• _TASK BRIEF_: Extract the lines that hold the string "Kategori".

** begin DATA TO USE **

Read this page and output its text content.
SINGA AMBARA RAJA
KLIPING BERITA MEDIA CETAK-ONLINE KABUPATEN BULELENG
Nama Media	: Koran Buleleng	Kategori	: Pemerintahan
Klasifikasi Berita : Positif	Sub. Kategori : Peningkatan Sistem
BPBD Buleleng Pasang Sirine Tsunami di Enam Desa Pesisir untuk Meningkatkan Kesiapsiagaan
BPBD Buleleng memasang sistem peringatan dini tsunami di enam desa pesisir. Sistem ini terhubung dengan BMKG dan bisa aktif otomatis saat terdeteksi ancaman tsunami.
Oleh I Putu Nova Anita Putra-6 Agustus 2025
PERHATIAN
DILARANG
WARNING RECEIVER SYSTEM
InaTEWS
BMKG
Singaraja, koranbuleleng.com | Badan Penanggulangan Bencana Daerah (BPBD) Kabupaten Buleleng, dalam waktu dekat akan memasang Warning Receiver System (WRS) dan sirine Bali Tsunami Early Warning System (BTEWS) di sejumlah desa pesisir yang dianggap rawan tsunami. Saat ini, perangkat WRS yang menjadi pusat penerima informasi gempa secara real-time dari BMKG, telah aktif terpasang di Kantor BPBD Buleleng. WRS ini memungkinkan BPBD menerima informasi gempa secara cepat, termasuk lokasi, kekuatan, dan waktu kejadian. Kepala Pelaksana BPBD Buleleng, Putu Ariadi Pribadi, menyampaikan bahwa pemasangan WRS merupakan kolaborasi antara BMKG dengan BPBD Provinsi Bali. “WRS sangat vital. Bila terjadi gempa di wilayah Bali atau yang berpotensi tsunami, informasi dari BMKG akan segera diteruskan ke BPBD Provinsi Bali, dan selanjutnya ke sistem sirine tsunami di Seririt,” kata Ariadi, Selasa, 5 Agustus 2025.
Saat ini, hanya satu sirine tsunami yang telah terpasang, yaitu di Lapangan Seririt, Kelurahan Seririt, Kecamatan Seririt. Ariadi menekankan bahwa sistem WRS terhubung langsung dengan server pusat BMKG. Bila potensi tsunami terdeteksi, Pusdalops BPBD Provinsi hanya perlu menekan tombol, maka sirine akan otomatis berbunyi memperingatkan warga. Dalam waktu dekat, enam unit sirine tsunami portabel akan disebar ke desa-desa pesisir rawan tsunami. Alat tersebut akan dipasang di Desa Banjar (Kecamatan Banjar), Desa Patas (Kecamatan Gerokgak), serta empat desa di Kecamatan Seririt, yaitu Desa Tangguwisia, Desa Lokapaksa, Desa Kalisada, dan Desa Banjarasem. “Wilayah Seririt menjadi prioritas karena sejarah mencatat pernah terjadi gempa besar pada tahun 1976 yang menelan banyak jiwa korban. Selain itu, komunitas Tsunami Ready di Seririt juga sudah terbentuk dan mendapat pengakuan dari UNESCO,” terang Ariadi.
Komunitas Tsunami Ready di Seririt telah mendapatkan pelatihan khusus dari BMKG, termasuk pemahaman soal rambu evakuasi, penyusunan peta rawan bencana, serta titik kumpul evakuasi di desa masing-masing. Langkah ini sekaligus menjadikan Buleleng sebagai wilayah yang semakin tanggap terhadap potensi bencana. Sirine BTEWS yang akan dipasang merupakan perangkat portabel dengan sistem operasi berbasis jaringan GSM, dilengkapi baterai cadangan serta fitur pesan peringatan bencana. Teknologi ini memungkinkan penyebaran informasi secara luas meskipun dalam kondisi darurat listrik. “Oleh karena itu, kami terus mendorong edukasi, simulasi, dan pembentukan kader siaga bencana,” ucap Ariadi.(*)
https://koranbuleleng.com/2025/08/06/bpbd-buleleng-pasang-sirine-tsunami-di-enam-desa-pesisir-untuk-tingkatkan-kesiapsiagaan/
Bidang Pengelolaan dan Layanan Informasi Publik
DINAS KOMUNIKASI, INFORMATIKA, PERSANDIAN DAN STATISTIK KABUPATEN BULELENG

** end DATA TO USE **

• _TASK RESULT_:
Nama Media	: Koran Buleleng	Kategori	: Pemerintahan
Klasifikasi Berita : Positif	Sub. Kategori : Peningkatan Sistem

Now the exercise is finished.